Objective: Write the data out again, exactly as given.

Stored data
═══

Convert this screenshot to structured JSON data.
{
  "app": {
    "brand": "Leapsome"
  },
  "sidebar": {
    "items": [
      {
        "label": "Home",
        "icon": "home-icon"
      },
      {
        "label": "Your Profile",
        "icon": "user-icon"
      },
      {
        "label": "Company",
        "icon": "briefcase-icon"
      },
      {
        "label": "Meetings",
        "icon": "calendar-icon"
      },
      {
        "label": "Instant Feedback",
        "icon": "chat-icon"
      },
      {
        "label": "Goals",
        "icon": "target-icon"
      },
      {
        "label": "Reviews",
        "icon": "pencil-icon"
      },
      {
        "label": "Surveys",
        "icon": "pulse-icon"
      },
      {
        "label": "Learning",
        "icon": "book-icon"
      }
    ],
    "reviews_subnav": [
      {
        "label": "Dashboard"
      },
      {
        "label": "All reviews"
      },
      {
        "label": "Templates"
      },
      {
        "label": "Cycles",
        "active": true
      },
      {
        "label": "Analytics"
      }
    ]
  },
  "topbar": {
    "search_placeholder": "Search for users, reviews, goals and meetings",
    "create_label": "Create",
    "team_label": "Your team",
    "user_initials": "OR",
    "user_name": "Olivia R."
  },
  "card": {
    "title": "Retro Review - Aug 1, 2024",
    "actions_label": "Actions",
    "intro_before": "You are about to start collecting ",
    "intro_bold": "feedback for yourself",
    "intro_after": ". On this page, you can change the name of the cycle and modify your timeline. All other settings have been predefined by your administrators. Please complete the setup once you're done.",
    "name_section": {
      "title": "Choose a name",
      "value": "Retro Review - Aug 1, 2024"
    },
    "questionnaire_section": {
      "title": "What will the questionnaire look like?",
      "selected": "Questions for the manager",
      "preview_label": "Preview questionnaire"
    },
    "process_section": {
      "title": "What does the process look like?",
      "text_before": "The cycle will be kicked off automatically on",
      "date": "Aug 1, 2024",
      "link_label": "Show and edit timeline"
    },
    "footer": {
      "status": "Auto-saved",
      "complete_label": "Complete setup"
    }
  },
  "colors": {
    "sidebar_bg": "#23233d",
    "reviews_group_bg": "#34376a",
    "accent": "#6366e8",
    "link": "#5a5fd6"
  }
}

═══

Answer below:
Convert this screenshot to structured JSON data.
{
  "app": {
    "brand": "Leapsome"
  },
  "sidebar": {
    "items": [
      {
        "label": "Home",
        "icon": "home-icon"
      },
      {
        "label": "Your Profile",
        "icon": "user-icon"
      },
      {
        "label": "Company",
        "icon": "briefcase-icon"
      },
      {
        "label": "Meetings",
        "icon": "calendar-icon"
      },
      {
        "label": "Instant Feedback",
        "icon": "chat-icon"
      },
      {
        "label": "Goals",
        "icon": "target-icon"
      },
      {
        "label": "Reviews",
        "icon": "pencil-icon"
      },
      {
        "label": "Surveys",
        "icon": "pulse-icon"
      },
      {
        "label": "Learning",
        "icon": "book-icon"
      }
    ],
    "reviews_subnav": [
      {
        "label": "Dashboard"
      },
      {
        "label": "All reviews"
      },
      {
        "label": "Templates"
      },
      {
        "label": "Cycles",
        "active": true
      },
      {
        "label": "Analytics"
      }
    ]
  },
  "topbar": {
    "search_placeholder": "Search for users, reviews, goals and meetings",
    "create_label": "Create",
    "team_label": "Your team",
    "user_initials": "OR",
    "user_name": "Olivia R."
  },
  "card": {
    "title": "Retro Review - Aug 1, 2024",
    "actions_label": "Actions",
    "intro_before": "You are about to start collecting ",
    "intro_bold": "feedback for yourself",
    "intro_after": ". On this page, you can change the name of the cycle and modify your timeline. All other settings have been predefined by your administrators. Please complete the setup once you're done.",
    "name_section": {
      "title": "Choose a name",
      "value": "Retro Review - Aug 1, 2024"
    },
    "questionnaire_section": {
      "title": "What will the questionnaire look like?",
      "selected": "Questions for the manager",
      "preview_label": "Preview questionnaire"
    },
    "process_section": {
      "title": "What does the process look like?",
      "text_before": "The cycle will be kicked off automatically on",
      "date": "Aug 1, 2024",
      "link_label": "Show and edit timeline"
    },
    "footer": {
      "status": "Auto-saved",
      "complete_label": "Complete setup"
    }
  },
  "colors": {
    "sidebar_bg": "#23233d",
    "reviews_group_bg": "#34376a",
    "accent": "#6366e8",
    "link": "#5a5fd6"
  }
}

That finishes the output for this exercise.